--- START Provided material ---

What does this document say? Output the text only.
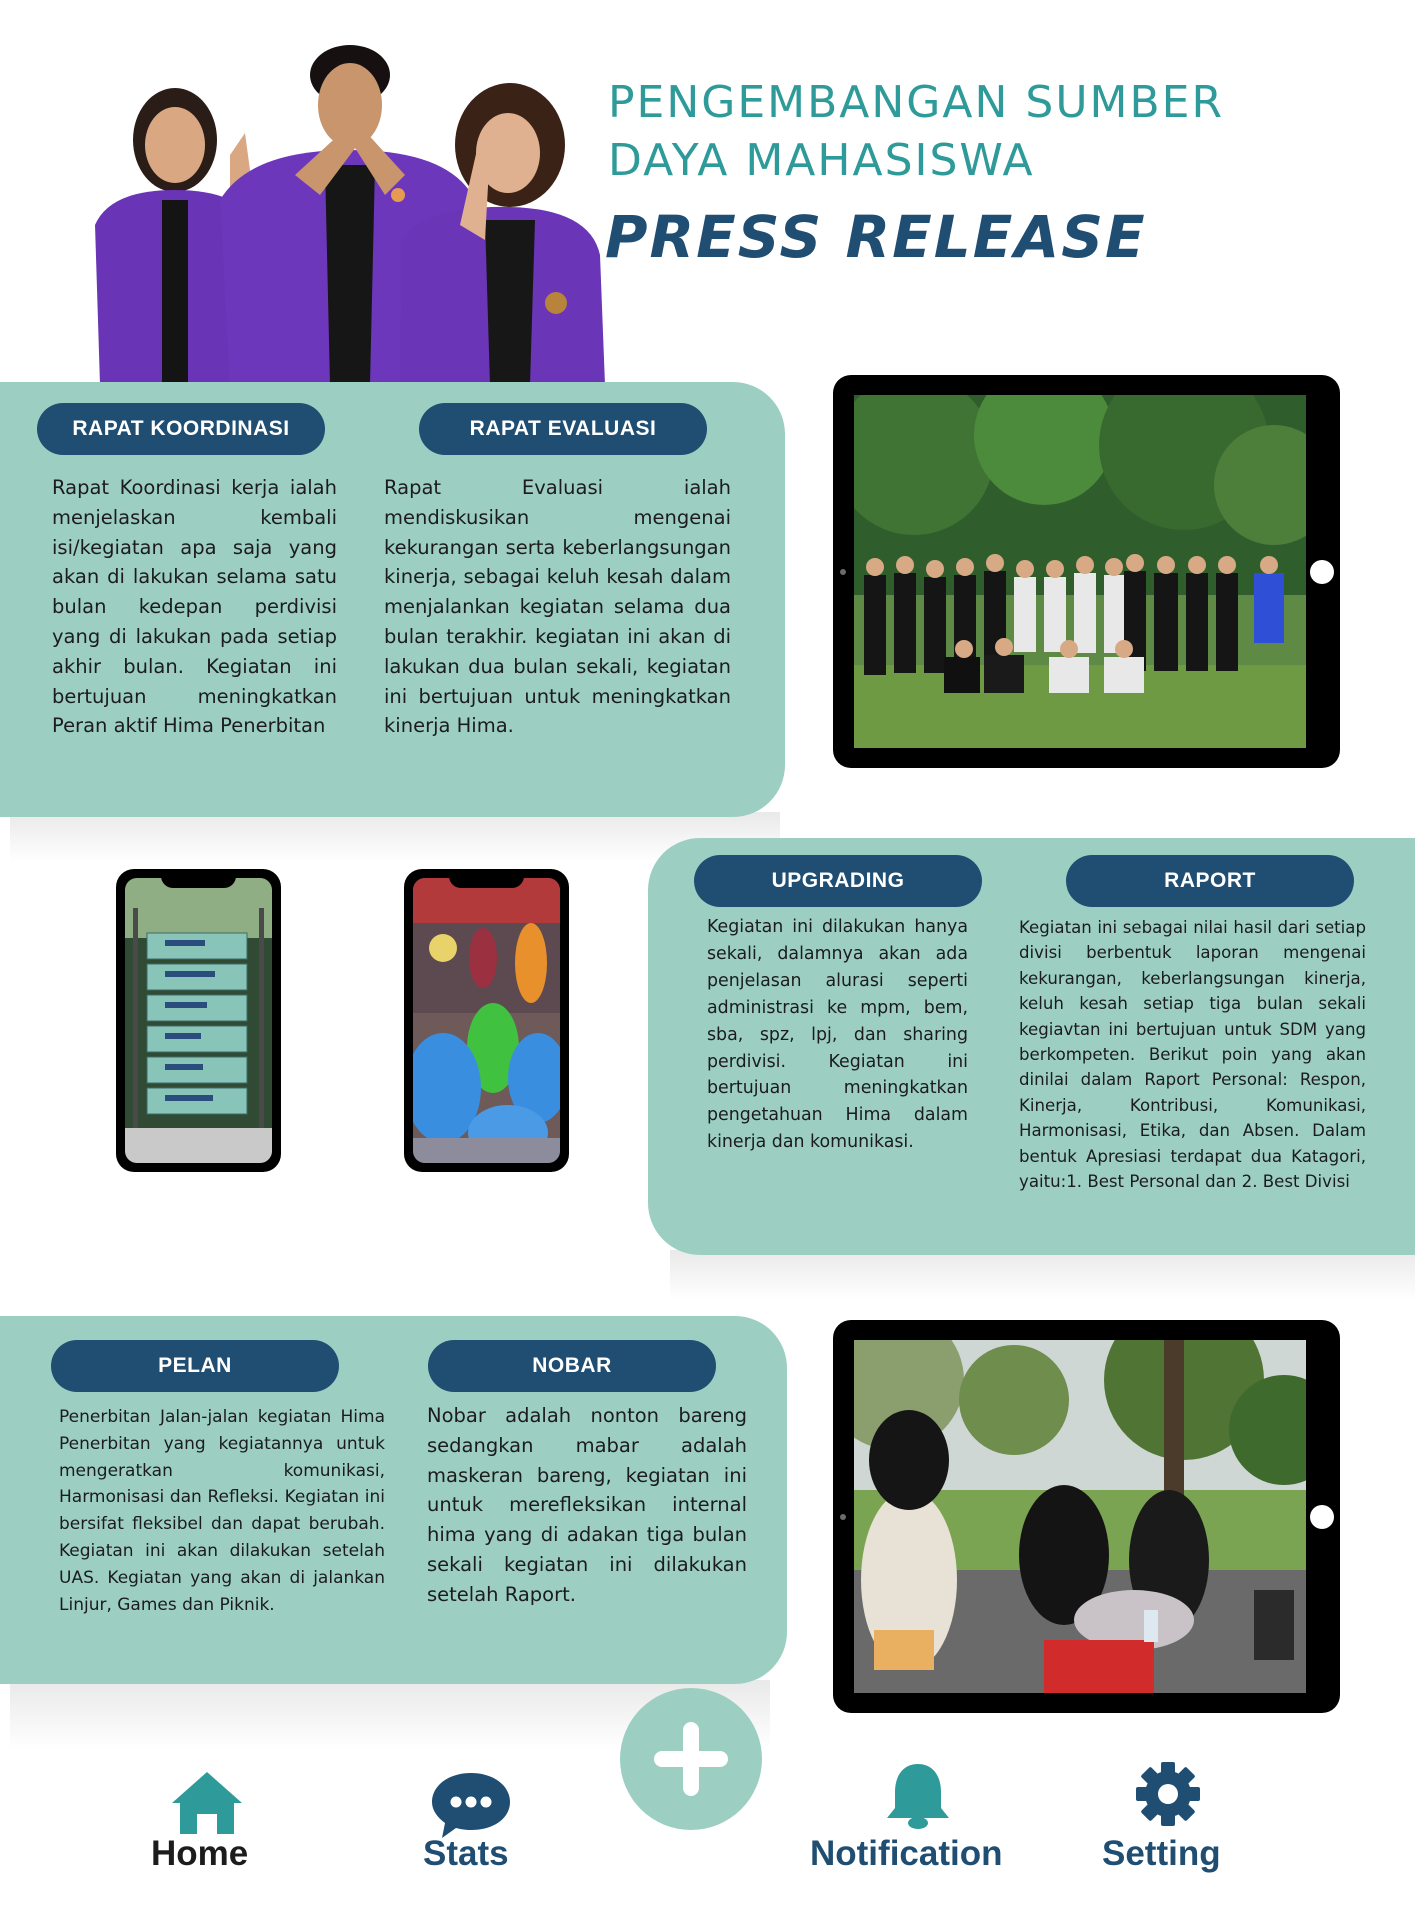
PENGEMBANGAN SUMBER
DAYA MAHASISWA
PRESS RELEASE
RAPAT KOORDINASI	RAPAT EVALUASI
Rapat Koordinasi kerja ialah menjelaskan kembali isi/kegiatan apa saja yang akan di lakukan selama satu bulan kedepan perdivisi yang di lakukan pada setiap akhir bulan. Kegiatan ini bertujuan meningkatkan Peran aktif Hima Penerbitan
Rapat Evaluasi ialah mendiskusikan mengenai kekurangan serta keberlangsungan kinerja, sebagai keluh kesah dalam menjalankan kegiatan selama dua bulan terakhir. kegiatan ini akan di lakukan dua bulan sekali, kegiatan ini bertujuan untuk meningkatkan kinerja Hima.
UPGRADING	RAPORT
Kegiatan ini dilakukan hanya sekali, dalamnya akan ada penjelasan alurasi seperti administrasi ke mpm, bem, sba, spz, lpj, dan sharing perdivisi. Kegiatan ini bertujuan meningkatkan pengetahuan Hima dalam kinerja dan komunikasi.
Kegiatan ini sebagai nilai hasil dari setiap divisi berbentuk laporan mengenai kekurangan, keberlangsungan kinerja, keluh kesah setiap tiga bulan sekali kegiavtan ini bertujuan untuk SDM yang berkompeten. Berikut poin yang akan dinilai dalam Raport Personal: Respon, Kinerja, Kontribusi, Komunikasi, Harmonisasi, Etika, dan Absen. Dalam bentuk Apresiasi terdapat dua Katagori, yaitu:1. Best Personal dan 2. Best Divisi
PELAN	NOBAR
Penerbitan Jalan-jalan kegiatan Hima Penerbitan yang kegiatannya untuk mengeratkan komunikasi, Harmonisasi dan Refleksi. Kegiatan ini bersifat fleksibel dan dapat berubah. Kegiatan ini akan dilakukan setelah UAS. Kegiatan yang akan di jalankan Linjur, Games dan Piknik.
Nobar adalah nonton bareng sedangkan mabar adalah maskeran bareng, kegiatan ini untuk merefleksikan internal hima yang di adakan tiga bulan sekali kegiatan ini dilakukan setelah Raport.
Home	Stats	Notification	Setting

--- END Provided material ---

* _Given request_:
Print every entry exactly as written, without the pictures.

* _Solution_:
What does this document say? Output the text only.
PENGEMBANGAN SUMBER
DAYA MAHASISWA
PRESS RELEASE
RAPAT KOORDINASI	RAPAT EVALUASI
Rapat Koordinasi kerja ialah menjelaskan kembali isi/kegiatan apa saja yang akan di lakukan selama satu bulan kedepan perdivisi yang di lakukan pada setiap akhir bulan. Kegiatan ini bertujuan meningkatkan Peran aktif Hima Penerbitan
Rapat Evaluasi ialah mendiskusikan mengenai kekurangan serta keberlangsungan kinerja, sebagai keluh kesah dalam menjalankan kegiatan selama dua bulan terakhir. kegiatan ini akan di lakukan dua bulan sekali, kegiatan ini bertujuan untuk meningkatkan kinerja Hima.
UPGRADING	RAPORT
Kegiatan ini dilakukan hanya sekali, dalamnya akan ada penjelasan alurasi seperti administrasi ke mpm, bem, sba, spz, lpj, dan sharing perdivisi. Kegiatan ini bertujuan meningkatkan pengetahuan Hima dalam kinerja dan komunikasi.
Kegiatan ini sebagai nilai hasil dari setiap divisi berbentuk laporan mengenai kekurangan, keberlangsungan kinerja, keluh kesah setiap tiga bulan sekali kegiavtan ini bertujuan untuk SDM yang berkompeten. Berikut poin yang akan dinilai dalam Raport Personal: Respon, Kinerja, Kontribusi, Komunikasi, Harmonisasi, Etika, dan Absen. Dalam bentuk Apresiasi terdapat dua Katagori, yaitu:1. Best Personal dan 2. Best Divisi
PELAN	NOBAR
Penerbitan Jalan-jalan kegiatan Hima Penerbitan yang kegiatannya untuk mengeratkan komunikasi, Harmonisasi dan Refleksi. Kegiatan ini bersifat fleksibel dan dapat berubah. Kegiatan ini akan dilakukan setelah UAS. Kegiatan yang akan di jalankan Linjur, Games dan Piknik.
Nobar adalah nonton bareng sedangkan mabar adalah maskeran bareng, kegiatan ini untuk merefleksikan internal hima yang di adakan tiga bulan sekali kegiatan ini dilakukan setelah Raport.
Home	Stats	Notification	Setting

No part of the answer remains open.